Identify each line holding the string "الجهة" and copy it.

(begin)

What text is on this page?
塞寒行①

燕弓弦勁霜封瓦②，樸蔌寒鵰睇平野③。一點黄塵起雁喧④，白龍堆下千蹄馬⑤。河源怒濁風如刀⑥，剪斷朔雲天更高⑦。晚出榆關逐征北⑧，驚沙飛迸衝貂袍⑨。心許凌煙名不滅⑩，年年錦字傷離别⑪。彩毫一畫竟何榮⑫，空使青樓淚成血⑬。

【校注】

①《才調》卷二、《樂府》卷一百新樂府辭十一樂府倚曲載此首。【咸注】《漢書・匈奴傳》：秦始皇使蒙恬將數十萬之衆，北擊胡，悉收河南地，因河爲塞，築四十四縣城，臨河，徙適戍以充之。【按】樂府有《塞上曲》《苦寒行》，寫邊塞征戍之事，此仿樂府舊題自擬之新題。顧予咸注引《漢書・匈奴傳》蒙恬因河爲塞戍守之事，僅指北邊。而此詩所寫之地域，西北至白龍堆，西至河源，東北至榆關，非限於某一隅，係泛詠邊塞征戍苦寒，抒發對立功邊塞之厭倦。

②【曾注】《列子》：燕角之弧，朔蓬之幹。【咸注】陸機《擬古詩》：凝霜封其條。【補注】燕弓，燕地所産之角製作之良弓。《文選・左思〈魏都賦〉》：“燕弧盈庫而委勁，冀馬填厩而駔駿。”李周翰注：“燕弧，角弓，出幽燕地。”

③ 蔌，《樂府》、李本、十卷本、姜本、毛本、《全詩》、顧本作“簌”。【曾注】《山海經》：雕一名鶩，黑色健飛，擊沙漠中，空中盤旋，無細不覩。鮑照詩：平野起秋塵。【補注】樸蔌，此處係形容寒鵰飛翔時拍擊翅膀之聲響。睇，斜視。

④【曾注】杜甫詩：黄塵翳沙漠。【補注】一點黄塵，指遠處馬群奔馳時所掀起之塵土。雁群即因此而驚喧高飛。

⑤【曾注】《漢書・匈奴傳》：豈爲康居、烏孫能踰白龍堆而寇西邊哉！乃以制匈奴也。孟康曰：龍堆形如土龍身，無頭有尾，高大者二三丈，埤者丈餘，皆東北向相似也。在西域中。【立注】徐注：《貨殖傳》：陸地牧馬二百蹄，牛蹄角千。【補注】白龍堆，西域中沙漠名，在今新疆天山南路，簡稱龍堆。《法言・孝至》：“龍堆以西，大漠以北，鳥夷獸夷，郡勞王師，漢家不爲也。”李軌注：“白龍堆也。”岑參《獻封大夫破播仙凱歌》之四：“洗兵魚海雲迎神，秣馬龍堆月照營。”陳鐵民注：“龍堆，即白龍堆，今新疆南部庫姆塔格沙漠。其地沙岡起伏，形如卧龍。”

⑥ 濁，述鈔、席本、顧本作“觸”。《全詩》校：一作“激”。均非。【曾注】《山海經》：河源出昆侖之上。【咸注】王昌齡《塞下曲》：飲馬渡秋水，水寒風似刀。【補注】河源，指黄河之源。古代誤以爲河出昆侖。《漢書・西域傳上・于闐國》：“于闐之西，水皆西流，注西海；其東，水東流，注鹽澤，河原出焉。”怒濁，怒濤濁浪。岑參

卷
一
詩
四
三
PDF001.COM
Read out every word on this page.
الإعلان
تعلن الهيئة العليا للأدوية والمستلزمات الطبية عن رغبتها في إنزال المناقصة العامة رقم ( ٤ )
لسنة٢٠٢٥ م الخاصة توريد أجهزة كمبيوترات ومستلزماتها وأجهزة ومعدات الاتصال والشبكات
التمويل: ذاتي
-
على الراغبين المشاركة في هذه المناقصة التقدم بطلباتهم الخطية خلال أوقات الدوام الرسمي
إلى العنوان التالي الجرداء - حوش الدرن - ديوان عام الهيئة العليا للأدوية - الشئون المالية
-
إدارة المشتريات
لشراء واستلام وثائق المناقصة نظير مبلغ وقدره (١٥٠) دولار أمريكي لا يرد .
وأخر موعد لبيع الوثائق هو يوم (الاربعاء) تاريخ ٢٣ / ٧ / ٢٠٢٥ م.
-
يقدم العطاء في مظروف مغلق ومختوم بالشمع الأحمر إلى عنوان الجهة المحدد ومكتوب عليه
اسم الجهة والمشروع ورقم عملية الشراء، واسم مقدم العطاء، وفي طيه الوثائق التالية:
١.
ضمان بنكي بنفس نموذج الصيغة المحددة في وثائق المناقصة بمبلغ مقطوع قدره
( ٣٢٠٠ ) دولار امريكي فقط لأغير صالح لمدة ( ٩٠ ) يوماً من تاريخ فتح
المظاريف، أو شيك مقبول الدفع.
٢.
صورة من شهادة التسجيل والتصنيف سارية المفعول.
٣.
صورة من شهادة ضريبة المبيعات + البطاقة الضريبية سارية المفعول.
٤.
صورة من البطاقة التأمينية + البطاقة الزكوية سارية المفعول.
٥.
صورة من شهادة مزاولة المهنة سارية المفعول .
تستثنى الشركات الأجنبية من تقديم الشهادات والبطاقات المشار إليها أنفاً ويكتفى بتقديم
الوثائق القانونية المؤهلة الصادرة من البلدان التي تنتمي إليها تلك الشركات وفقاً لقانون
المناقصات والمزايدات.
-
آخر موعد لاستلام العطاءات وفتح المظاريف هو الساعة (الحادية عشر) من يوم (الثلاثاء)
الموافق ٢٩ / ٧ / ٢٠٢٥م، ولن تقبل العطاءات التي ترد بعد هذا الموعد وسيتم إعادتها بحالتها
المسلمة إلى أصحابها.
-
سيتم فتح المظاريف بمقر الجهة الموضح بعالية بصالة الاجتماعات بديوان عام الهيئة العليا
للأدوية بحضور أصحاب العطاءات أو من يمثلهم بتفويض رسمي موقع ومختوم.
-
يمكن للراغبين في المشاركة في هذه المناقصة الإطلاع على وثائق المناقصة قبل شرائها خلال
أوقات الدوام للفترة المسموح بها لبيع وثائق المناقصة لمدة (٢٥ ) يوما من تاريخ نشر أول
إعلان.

(end)

- Solved problem -
يقدم العطاء في مظروف مغلق ومختوم بالشمع الأحمر إلى عنوان الجهة المحدد ومكتوب عليه
اسم الجهة والمشروع ورقم عملية الشراء، واسم مقدم العطاء، وفي طيه الوثائق التالية:
سيتم فتح المظاريف بمقر الجهة الموضح بعالية بصالة الاجتماعات بديوان عام الهيئة العليا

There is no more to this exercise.